*** LISTING

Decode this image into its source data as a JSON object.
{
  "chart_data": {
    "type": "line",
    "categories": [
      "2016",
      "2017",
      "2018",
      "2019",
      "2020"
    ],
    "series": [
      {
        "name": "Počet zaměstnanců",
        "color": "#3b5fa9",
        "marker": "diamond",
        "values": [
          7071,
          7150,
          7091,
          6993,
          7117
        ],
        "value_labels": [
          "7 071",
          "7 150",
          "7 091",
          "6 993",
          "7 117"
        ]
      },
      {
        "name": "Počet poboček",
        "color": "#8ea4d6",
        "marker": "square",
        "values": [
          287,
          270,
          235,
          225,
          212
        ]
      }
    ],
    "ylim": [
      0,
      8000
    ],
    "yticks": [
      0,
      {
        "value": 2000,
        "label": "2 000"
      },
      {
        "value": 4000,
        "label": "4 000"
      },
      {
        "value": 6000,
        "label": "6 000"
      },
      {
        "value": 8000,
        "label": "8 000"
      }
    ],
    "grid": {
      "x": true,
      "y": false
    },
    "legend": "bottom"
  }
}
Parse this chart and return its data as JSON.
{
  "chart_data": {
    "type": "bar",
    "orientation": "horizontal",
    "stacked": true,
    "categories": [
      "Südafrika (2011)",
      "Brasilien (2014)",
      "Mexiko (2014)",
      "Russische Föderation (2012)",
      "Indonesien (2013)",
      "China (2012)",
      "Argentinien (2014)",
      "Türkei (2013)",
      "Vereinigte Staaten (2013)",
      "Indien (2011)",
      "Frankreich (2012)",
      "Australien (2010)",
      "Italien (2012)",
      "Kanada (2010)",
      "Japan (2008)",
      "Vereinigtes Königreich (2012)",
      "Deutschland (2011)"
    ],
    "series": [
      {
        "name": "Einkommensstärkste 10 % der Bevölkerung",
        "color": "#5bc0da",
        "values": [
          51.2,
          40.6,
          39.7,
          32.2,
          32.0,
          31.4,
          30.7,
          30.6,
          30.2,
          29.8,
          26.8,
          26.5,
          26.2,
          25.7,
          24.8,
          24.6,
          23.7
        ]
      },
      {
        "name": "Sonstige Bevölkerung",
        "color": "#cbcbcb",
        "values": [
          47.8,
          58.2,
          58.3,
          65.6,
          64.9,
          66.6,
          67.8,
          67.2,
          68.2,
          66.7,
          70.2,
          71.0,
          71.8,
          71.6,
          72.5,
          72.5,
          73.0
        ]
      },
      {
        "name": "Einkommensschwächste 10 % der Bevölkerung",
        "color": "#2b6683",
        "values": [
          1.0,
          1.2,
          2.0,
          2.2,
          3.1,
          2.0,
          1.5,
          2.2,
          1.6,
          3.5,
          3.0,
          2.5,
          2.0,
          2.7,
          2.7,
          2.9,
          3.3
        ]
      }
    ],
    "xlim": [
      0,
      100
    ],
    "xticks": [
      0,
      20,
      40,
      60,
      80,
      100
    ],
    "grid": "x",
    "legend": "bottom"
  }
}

******

■ DO THIS
Write the complete data out, exactly as above.

■ WRITTEN ANSWER
Decode this image into its source data as a JSON object.
{
  "chart_data": {
    "type": "line",
    "categories": [
      "2016",
      "2017",
      "2018",
      "2019",
      "2020"
    ],
    "series": [
      {
        "name": "Počet zaměstnanců",
        "color": "#3b5fa9",
        "marker": "diamond",
        "values": [
          7071,
          7150,
          7091,
          6993,
          7117
        ],
        "value_labels": [
          "7 071",
          "7 150",
          "7 091",
          "6 993",
          "7 117"
        ]
      },
      {
        "name": "Počet poboček",
        "color": "#8ea4d6",
        "marker": "square",
        "values": [
          287,
          270,
          235,
          225,
          212
        ]
      }
    ],
    "ylim": [
      0,
      8000
    ],
    "yticks": [
      0,
      {
        "value": 2000,
        "label": "2 000"
      },
      {
        "value": 4000,
        "label": "4 000"
      },
      {
        "value": 6000,
        "label": "6 000"
      },
      {
        "value": 8000,
        "label": "8 000"
      }
    ],
    "grid": {
      "x": true,
      "y": false
    },
    "legend": "bottom"
  }
}
Parse this chart and return its data as JSON.
{
  "chart_data": {
    "type": "bar",
    "orientation": "horizontal",
    "stacked": true,
    "categories": [
      "Südafrika (2011)",
      "Brasilien (2014)",
      "Mexiko (2014)",
      "Russische Föderation (2012)",
      "Indonesien (2013)",
      "China (2012)",
      "Argentinien (2014)",
      "Türkei (2013)",
      "Vereinigte Staaten (2013)",
      "Indien (2011)",
      "Frankreich (2012)",
      "Australien (2010)",
      "Italien (2012)",
      "Kanada (2010)",
      "Japan (2008)",
      "Vereinigtes Königreich (2012)",
      "Deutschland (2011)"
    ],
    "series": [
      {
        "name": "Einkommensstärkste 10 % der Bevölkerung",
        "color": "#5bc0da",
        "values": [
          51.2,
          40.6,
          39.7,
          32.2,
          32.0,
          31.4,
          30.7,
          30.6,
          30.2,
          29.8,
          26.8,
          26.5,
          26.2,
          25.7,
          24.8,
          24.6,
          23.7
        ]
      },
      {
        "name": "Sonstige Bevölkerung",
        "color": "#cbcbcb",
        "values": [
          47.8,
          58.2,
          58.3,
          65.6,
          64.9,
          66.6,
          67.8,
          67.2,
          68.2,
          66.7,
          70.2,
          71.0,
          71.8,
          71.6,
          72.5,
          72.5,
          73.0
        ]
      },
      {
        "name": "Einkommensschwächste 10 % der Bevölkerung",
        "color": "#2b6683",
        "values": [
          1.0,
          1.2,
          2.0,
          2.2,
          3.1,
          2.0,
          1.5,
          2.2,
          1.6,
          3.5,
          3.0,
          2.5,
          2.0,
          2.7,
          2.7,
          2.9,
          3.3
        ]
      }
    ],
    "xlim": [
      0,
      100
    ],
    "xticks": [
      0,
      20,
      40,
      60,
      80,
      100
    ],
    "grid": "x",
    "legend": "bottom"
  }
}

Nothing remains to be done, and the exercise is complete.